▶ **REQUIRED TASK**: Give every line again exactly as it appears, please, but not the pictures.

▶ **MATERIALS PROVIDED**:
____

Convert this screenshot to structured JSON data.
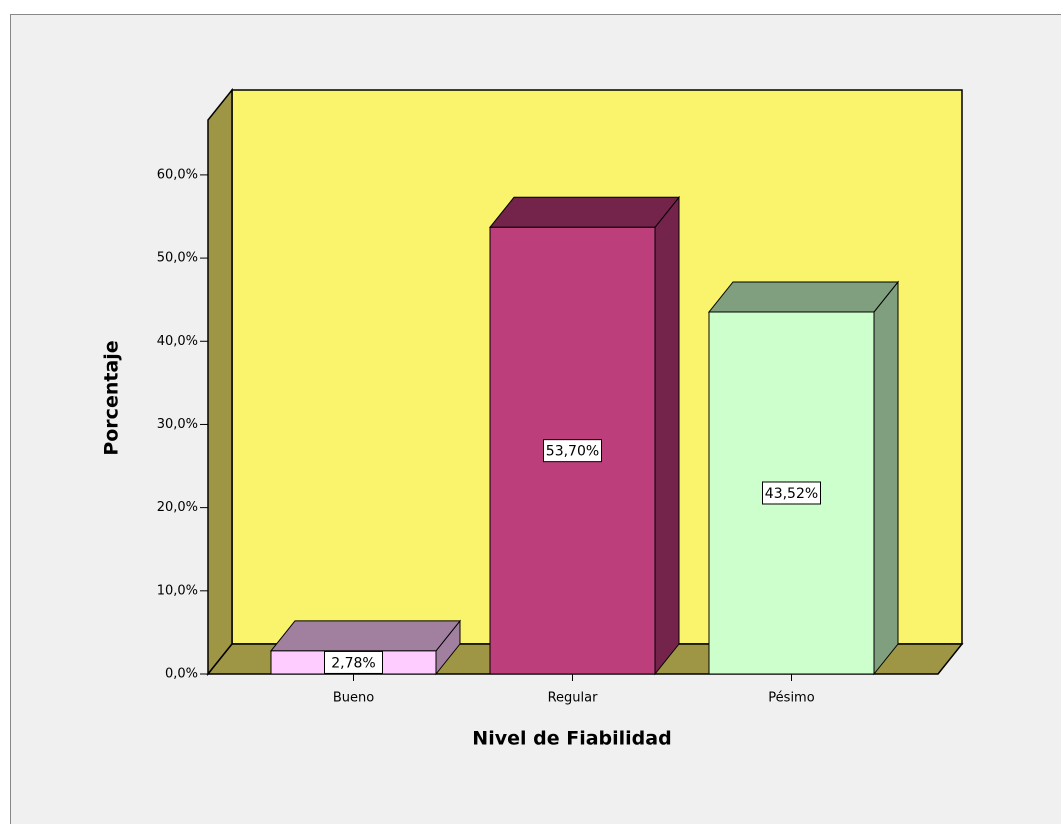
{
  "chart_data": {
    "type": "bar3d",
    "categories": [
      "Bueno",
      "Regular",
      "Pésimo"
    ],
    "values": [
      2.78,
      53.7,
      43.52
    ],
    "value_labels": [
      "2,78%",
      "53,70%",
      "43,52%"
    ],
    "colors": [
      "#ffccff",
      "#bc3f7c",
      "#ccffcc"
    ],
    "shade_colors": [
      "#a07f9f",
      "#74234b",
      "#7f9f7f"
    ],
    "xlabel": "Nivel de Fiabilidad",
    "ylabel": "Porcentaje",
    "ylim": [
      0,
      66.6
    ],
    "yticks": [
      {
        "value": 0,
        "label": "0,0%"
      },
      {
        "value": 10,
        "label": "10,0%"
      },
      {
        "value": 20,
        "label": "20,0%"
      },
      {
        "value": 30,
        "label": "30,0%"
      },
      {
        "value": 40,
        "label": "40,0%"
      },
      {
        "value": 50,
        "label": "50,0%"
      },
      {
        "value": 60,
        "label": "60,0%"
      }
    ],
    "wall_color": "#f9f46c",
    "floor_color": "#9e9644"
  }
}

____

▶ **WRITTEN SOLUTION**:
Convert this screenshot to structured JSON data.
{
  "chart_data": {
    "type": "bar3d",
    "categories": [
      "Bueno",
      "Regular",
      "Pésimo"
    ],
    "values": [
      2.78,
      53.7,
      43.52
    ],
    "value_labels": [
      "2,78%",
      "53,70%",
      "43,52%"
    ],
    "colors": [
      "#ffccff",
      "#bc3f7c",
      "#ccffcc"
    ],
    "shade_colors": [
      "#a07f9f",
      "#74234b",
      "#7f9f7f"
    ],
    "xlabel": "Nivel de Fiabilidad",
    "ylabel": "Porcentaje",
    "ylim": [
      0,
      66.6
    ],
    "yticks": [
      {
        "value": 0,
        "label": "0,0%"
      },
      {
        "value": 10,
        "label": "10,0%"
      },
      {
        "value": 20,
        "label": "20,0%"
      },
      {
        "value": 30,
        "label": "30,0%"
      },
      {
        "value": 40,
        "label": "40,0%"
      },
      {
        "value": 50,
        "label": "50,0%"
      },
      {
        "value": 60,
        "label": "60,0%"
      }
    ],
    "wall_color": "#f9f46c",
    "floor_color": "#9e9644"
  }
}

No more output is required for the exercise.